Aim of the task.
Reproduce the listing exactly and skip over any pictures.

A block of data:

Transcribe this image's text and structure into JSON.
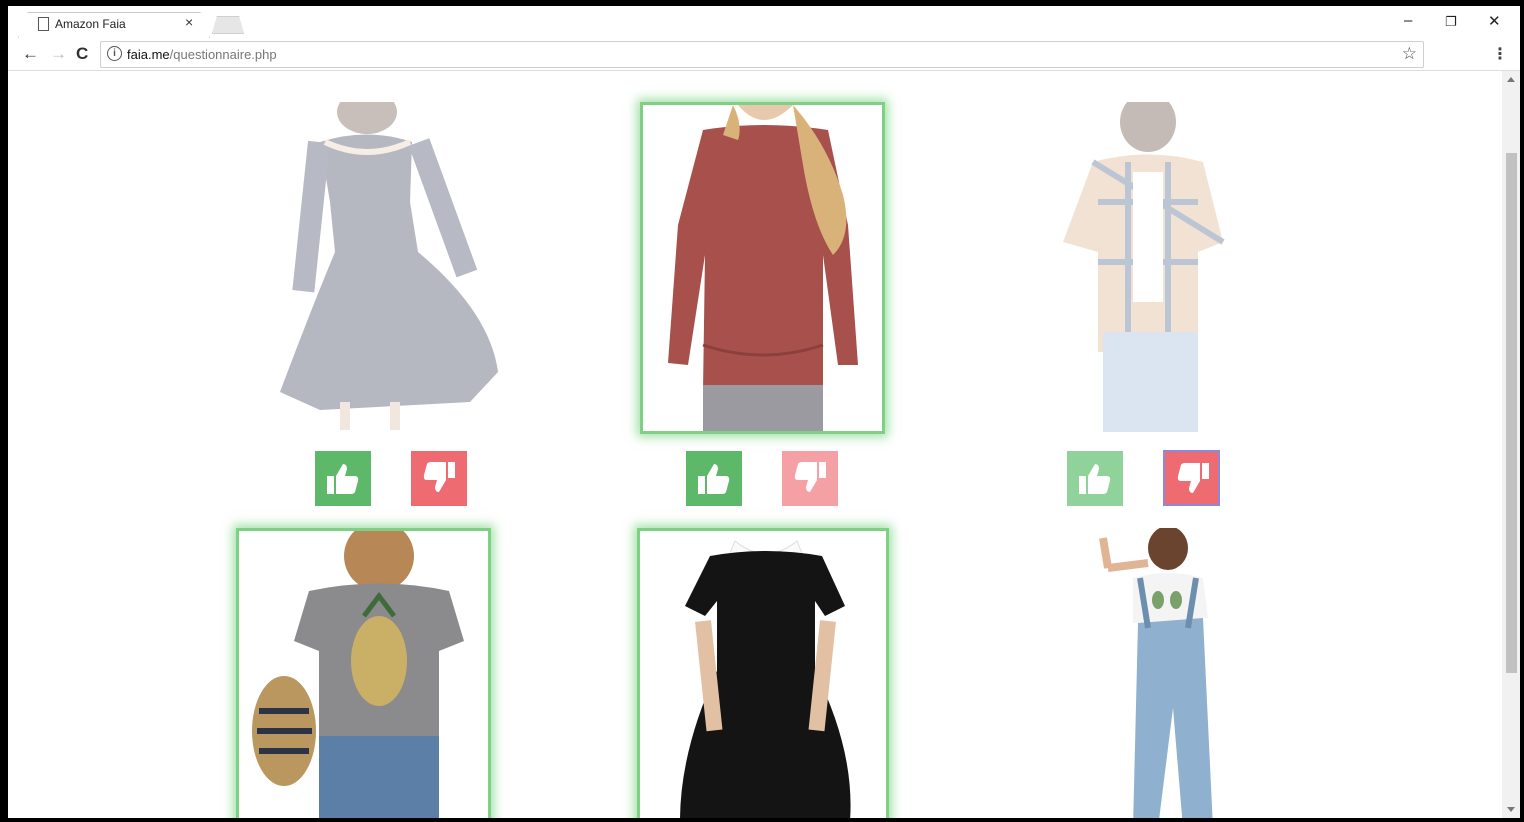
{
  "browser": {
    "tab_title": "Amazon Faia",
    "tab_close": "×",
    "url_host": "faia.me",
    "url_path": "/questionnaire.php",
    "icons": {
      "back": "arrow-left-icon",
      "forward": "arrow-right-icon",
      "reload": "reload-icon",
      "info": "info-icon",
      "bookmark": "star-icon",
      "menu": "kebab-menu-icon",
      "minimize": "minimize-icon",
      "restore": "restore-icon",
      "close": "close-icon"
    },
    "glyphs": {
      "back": "←",
      "forward": "→",
      "reload": "C",
      "info": "i",
      "star": "☆",
      "menu": "⋮",
      "minimize": "–",
      "restore": "❐",
      "close": "✕"
    }
  },
  "colors": {
    "like": "#5db86a",
    "dislike": "#ef6b72",
    "selected_glow": "#7fcf85"
  },
  "items": [
    {
      "id": "lace-dress",
      "description": "navy lace off-shoulder dress",
      "state": "dimmed"
    },
    {
      "id": "red-long-sleeve-top",
      "description": "rust red long sleeve pocket top",
      "state": "selected-like"
    },
    {
      "id": "plaid-shirt",
      "description": "plaid button shirt",
      "state": "dimmed-disliked"
    },
    {
      "id": "pineapple-tee",
      "description": "grey pineapple t-shirt",
      "state": "selected"
    },
    {
      "id": "collar-dress",
      "description": "black dress with white collar",
      "state": "selected"
    },
    {
      "id": "alien-crop-overalls",
      "description": "alien crop top with denim overalls",
      "state": "normal"
    }
  ]
}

Correct answer.
Transcribe this image's text and structure into JSON.
{
  "browser": {
    "tab_title": "Amazon Faia",
    "tab_close": "×",
    "url_host": "faia.me",
    "url_path": "/questionnaire.php",
    "icons": {
      "back": "arrow-left-icon",
      "forward": "arrow-right-icon",
      "reload": "reload-icon",
      "info": "info-icon",
      "bookmark": "star-icon",
      "menu": "kebab-menu-icon",
      "minimize": "minimize-icon",
      "restore": "restore-icon",
      "close": "close-icon"
    },
    "glyphs": {
      "back": "←",
      "forward": "→",
      "reload": "C",
      "info": "i",
      "star": "☆",
      "menu": "⋮",
      "minimize": "–",
      "restore": "❐",
      "close": "✕"
    }
  },
  "colors": {
    "like": "#5db86a",
    "dislike": "#ef6b72",
    "selected_glow": "#7fcf85"
  },
  "items": [
    {
      "id": "lace-dress",
      "description": "navy lace off-shoulder dress",
      "state": "dimmed"
    },
    {
      "id": "red-long-sleeve-top",
      "description": "rust red long sleeve pocket top",
      "state": "selected-like"
    },
    {
      "id": "plaid-shirt",
      "description": "plaid button shirt",
      "state": "dimmed-disliked"
    },
    {
      "id": "pineapple-tee",
      "description": "grey pineapple t-shirt",
      "state": "selected"
    },
    {
      "id": "collar-dress",
      "description": "black dress with white collar",
      "state": "selected"
    },
    {
      "id": "alien-crop-overalls",
      "description": "alien crop top with denim overalls",
      "state": "normal"
    }
  ]
}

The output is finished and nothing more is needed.